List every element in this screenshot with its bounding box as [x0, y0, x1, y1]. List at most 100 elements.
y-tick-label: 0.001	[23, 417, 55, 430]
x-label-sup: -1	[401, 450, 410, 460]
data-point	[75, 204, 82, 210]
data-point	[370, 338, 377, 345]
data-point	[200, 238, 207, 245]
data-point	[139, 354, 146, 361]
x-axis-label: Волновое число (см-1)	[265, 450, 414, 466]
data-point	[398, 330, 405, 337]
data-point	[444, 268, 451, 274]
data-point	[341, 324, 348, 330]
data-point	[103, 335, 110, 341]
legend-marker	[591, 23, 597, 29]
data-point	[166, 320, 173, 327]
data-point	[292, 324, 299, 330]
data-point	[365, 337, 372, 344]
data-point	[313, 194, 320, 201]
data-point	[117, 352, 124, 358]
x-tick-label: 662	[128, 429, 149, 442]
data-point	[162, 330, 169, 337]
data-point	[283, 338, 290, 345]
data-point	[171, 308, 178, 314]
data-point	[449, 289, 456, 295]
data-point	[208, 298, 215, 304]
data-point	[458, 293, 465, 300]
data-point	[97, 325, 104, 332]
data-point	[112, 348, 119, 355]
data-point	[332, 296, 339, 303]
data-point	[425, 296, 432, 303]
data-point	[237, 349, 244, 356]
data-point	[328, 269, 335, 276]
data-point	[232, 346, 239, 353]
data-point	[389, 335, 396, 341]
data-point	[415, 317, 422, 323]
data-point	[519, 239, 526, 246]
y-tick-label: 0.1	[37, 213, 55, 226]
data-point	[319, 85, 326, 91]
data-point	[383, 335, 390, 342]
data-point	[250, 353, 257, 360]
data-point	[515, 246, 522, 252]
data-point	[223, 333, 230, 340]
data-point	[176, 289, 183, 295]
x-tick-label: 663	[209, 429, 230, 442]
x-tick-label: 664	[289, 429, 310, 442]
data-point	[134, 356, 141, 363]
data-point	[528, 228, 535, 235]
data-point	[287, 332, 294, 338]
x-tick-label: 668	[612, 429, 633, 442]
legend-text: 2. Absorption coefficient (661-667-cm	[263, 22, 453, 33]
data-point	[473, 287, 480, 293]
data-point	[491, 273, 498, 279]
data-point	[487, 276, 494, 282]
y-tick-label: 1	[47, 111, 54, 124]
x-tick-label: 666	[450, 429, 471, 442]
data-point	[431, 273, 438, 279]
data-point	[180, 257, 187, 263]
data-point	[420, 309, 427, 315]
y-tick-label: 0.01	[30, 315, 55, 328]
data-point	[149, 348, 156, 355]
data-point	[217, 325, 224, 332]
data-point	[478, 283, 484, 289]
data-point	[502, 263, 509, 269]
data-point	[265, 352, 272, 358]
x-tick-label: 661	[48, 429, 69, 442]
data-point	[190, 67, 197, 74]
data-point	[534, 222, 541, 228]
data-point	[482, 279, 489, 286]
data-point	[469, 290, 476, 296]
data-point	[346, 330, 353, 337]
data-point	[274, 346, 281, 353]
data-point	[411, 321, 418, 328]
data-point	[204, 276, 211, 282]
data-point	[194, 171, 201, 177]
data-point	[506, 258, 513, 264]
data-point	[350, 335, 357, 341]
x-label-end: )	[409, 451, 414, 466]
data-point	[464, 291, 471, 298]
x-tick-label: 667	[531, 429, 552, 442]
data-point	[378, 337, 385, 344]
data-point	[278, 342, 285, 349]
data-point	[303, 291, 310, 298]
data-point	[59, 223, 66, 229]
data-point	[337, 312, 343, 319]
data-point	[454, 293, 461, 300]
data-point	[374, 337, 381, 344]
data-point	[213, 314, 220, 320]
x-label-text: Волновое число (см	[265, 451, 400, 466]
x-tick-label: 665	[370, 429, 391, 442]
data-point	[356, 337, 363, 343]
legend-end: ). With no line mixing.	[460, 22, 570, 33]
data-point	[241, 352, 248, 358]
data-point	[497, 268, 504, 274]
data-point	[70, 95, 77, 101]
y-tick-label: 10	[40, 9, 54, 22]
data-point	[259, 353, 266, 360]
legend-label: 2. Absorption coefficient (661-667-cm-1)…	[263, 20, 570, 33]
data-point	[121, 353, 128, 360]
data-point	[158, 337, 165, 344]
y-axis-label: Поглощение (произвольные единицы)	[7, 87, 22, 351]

[YOUR GOAL]: Print every line of the records above again, word for word, with nothing added, dropped or changed.

[RESPONSE BELOW]:
List every element in this screenshot with its bounding box as [x0, y0, x1, y1]. List at most 100 elements.
y-tick-label: 0.001	[23, 417, 55, 430]
x-label-sup: -1	[401, 450, 410, 460]
data-point	[75, 204, 82, 210]
data-point	[370, 338, 377, 345]
data-point	[200, 238, 207, 245]
data-point	[139, 354, 146, 361]
x-axis-label: Волновое число (см-1)	[265, 450, 414, 466]
data-point	[398, 330, 405, 337]
data-point	[444, 268, 451, 274]
data-point	[341, 324, 348, 330]
data-point	[103, 335, 110, 341]
legend-marker	[591, 23, 597, 29]
data-point	[166, 320, 173, 327]
data-point	[292, 324, 299, 330]
data-point	[365, 337, 372, 344]
data-point	[313, 194, 320, 201]
data-point	[117, 352, 124, 358]
x-tick-label: 662	[128, 429, 149, 442]
data-point	[162, 330, 169, 337]
data-point	[283, 338, 290, 345]
data-point	[171, 308, 178, 314]
data-point	[449, 289, 456, 295]
data-point	[208, 298, 215, 304]
data-point	[458, 293, 465, 300]
data-point	[97, 325, 104, 332]
data-point	[112, 348, 119, 355]
data-point	[332, 296, 339, 303]
data-point	[425, 296, 432, 303]
data-point	[237, 349, 244, 356]
data-point	[328, 269, 335, 276]
data-point	[232, 346, 239, 353]
data-point	[389, 335, 396, 341]
data-point	[415, 317, 422, 323]
data-point	[519, 239, 526, 246]
y-tick-label: 0.1	[37, 213, 55, 226]
data-point	[319, 85, 326, 91]
data-point	[383, 335, 390, 342]
data-point	[250, 353, 257, 360]
data-point	[515, 246, 522, 252]
data-point	[223, 333, 230, 340]
data-point	[176, 289, 183, 295]
x-tick-label: 663	[209, 429, 230, 442]
x-tick-label: 664	[289, 429, 310, 442]
data-point	[134, 356, 141, 363]
data-point	[528, 228, 535, 235]
data-point	[287, 332, 294, 338]
x-tick-label: 668	[612, 429, 633, 442]
legend-text: 2. Absorption coefficient (661-667-cm	[263, 22, 453, 33]
data-point	[473, 287, 480, 293]
data-point	[491, 273, 498, 279]
data-point	[487, 276, 494, 282]
y-tick-label: 1	[47, 111, 54, 124]
x-tick-label: 666	[450, 429, 471, 442]
data-point	[431, 273, 438, 279]
data-point	[180, 257, 187, 263]
data-point	[420, 309, 427, 315]
y-tick-label: 0.01	[30, 315, 55, 328]
data-point	[149, 348, 156, 355]
data-point	[217, 325, 224, 332]
data-point	[478, 283, 484, 289]
data-point	[502, 263, 509, 269]
data-point	[265, 352, 272, 358]
x-tick-label: 661	[48, 429, 69, 442]
data-point	[190, 67, 197, 74]
data-point	[534, 222, 541, 228]
data-point	[482, 279, 489, 286]
data-point	[469, 290, 476, 296]
data-point	[346, 330, 353, 337]
data-point	[274, 346, 281, 353]
data-point	[411, 321, 418, 328]
data-point	[204, 276, 211, 282]
data-point	[194, 171, 201, 177]
data-point	[506, 258, 513, 264]
data-point	[350, 335, 357, 341]
x-label-end: )	[409, 451, 414, 466]
data-point	[464, 291, 471, 298]
x-tick-label: 667	[531, 429, 552, 442]
data-point	[378, 337, 385, 344]
data-point	[278, 342, 285, 349]
data-point	[303, 291, 310, 298]
data-point	[59, 223, 66, 229]
data-point	[337, 312, 343, 319]
data-point	[454, 293, 461, 300]
data-point	[374, 337, 381, 344]
data-point	[213, 314, 220, 320]
x-label-text: Волновое число (см	[265, 451, 400, 466]
x-tick-label: 665	[370, 429, 391, 442]
data-point	[356, 337, 363, 343]
legend-end: ). With no line mixing.	[460, 22, 570, 33]
data-point	[241, 352, 248, 358]
data-point	[497, 268, 504, 274]
data-point	[70, 95, 77, 101]
y-tick-label: 10	[40, 9, 54, 22]
data-point	[259, 353, 266, 360]
legend-label: 2. Absorption coefficient (661-667-cm-1)…	[263, 20, 570, 33]
data-point	[121, 353, 128, 360]
data-point	[158, 337, 165, 344]
y-axis-label: Поглощение (произвольные единицы)	[7, 87, 22, 351]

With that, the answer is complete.